-- start Entries shown --

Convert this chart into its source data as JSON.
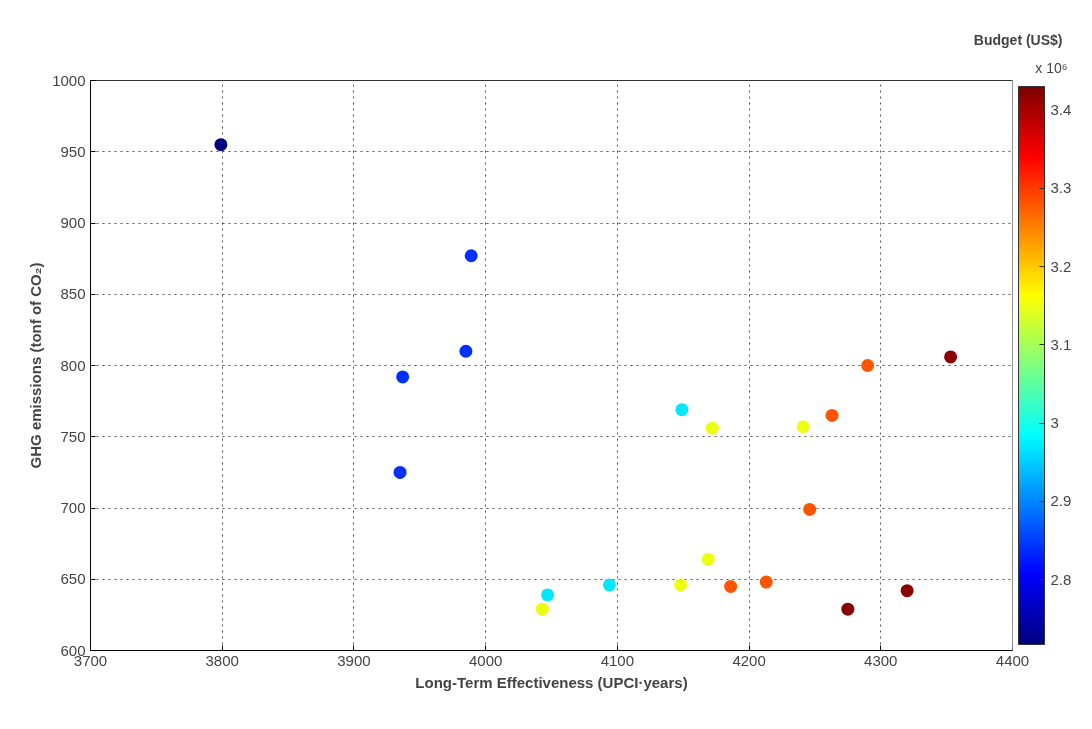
{
  "chart_data": {
    "type": "scatter",
    "xlabel": "Long-Term Effectiveness (UPCI·years)",
    "ylabel": "GHG emissions (tonf of CO₂)",
    "clabel": "Budget (US$)",
    "annotations": [
      "x 10⁶"
    ],
    "xlim": [
      3700,
      4400
    ],
    "xticks": [
      3700,
      3800,
      3900,
      4000,
      4100,
      4200,
      4300,
      4400
    ],
    "ylim": [
      600,
      1000
    ],
    "yticks": [
      600,
      650,
      700,
      750,
      800,
      850,
      900,
      950,
      1000
    ],
    "clim": [
      2.717,
      3.43
    ],
    "cticks": [
      2.8,
      2.9,
      3,
      3.1,
      3.2,
      3.3,
      3.4
    ],
    "grid": true,
    "marker": "circle",
    "x": [
      3799,
      3989,
      3985,
      3937,
      3935,
      4149,
      4172,
      4241,
      4263,
      4246,
      4169,
      4148,
      4186,
      4213,
      4275,
      4320,
      4047,
      4043,
      4094,
      4290,
      4353
    ],
    "values": [
      955,
      877,
      810,
      792,
      725,
      769,
      756,
      757,
      765,
      699,
      664,
      646,
      645,
      648,
      629,
      642,
      639,
      629,
      646,
      800,
      806
    ],
    "cvalues": [
      2.72,
      2.84,
      2.84,
      2.84,
      2.84,
      2.97,
      3.15,
      3.15,
      3.28,
      3.28,
      3.15,
      3.15,
      3.28,
      3.28,
      3.42,
      3.42,
      2.97,
      3.15,
      2.97,
      3.28,
      3.42
    ]
  }
}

-- end Entries shown --

None of the pictures should appear; repeat the records exactly otherwise.

Convert this chart into its source data as JSON.
{
  "chart_data": {
    "type": "scatter",
    "xlabel": "Long-Term Effectiveness (UPCI·years)",
    "ylabel": "GHG emissions (tonf of CO₂)",
    "clabel": "Budget (US$)",
    "annotations": [
      "x 10⁶"
    ],
    "xlim": [
      3700,
      4400
    ],
    "xticks": [
      3700,
      3800,
      3900,
      4000,
      4100,
      4200,
      4300,
      4400
    ],
    "ylim": [
      600,
      1000
    ],
    "yticks": [
      600,
      650,
      700,
      750,
      800,
      850,
      900,
      950,
      1000
    ],
    "clim": [
      2.717,
      3.43
    ],
    "cticks": [
      2.8,
      2.9,
      3,
      3.1,
      3.2,
      3.3,
      3.4
    ],
    "grid": true,
    "marker": "circle",
    "x": [
      3799,
      3989,
      3985,
      3937,
      3935,
      4149,
      4172,
      4241,
      4263,
      4246,
      4169,
      4148,
      4186,
      4213,
      4275,
      4320,
      4047,
      4043,
      4094,
      4290,
      4353
    ],
    "values": [
      955,
      877,
      810,
      792,
      725,
      769,
      756,
      757,
      765,
      699,
      664,
      646,
      645,
      648,
      629,
      642,
      639,
      629,
      646,
      800,
      806
    ],
    "cvalues": [
      2.72,
      2.84,
      2.84,
      2.84,
      2.84,
      2.97,
      3.15,
      3.15,
      3.28,
      3.28,
      3.15,
      3.15,
      3.28,
      3.28,
      3.42,
      3.42,
      2.97,
      3.15,
      2.97,
      3.28,
      3.42
    ]
  }
}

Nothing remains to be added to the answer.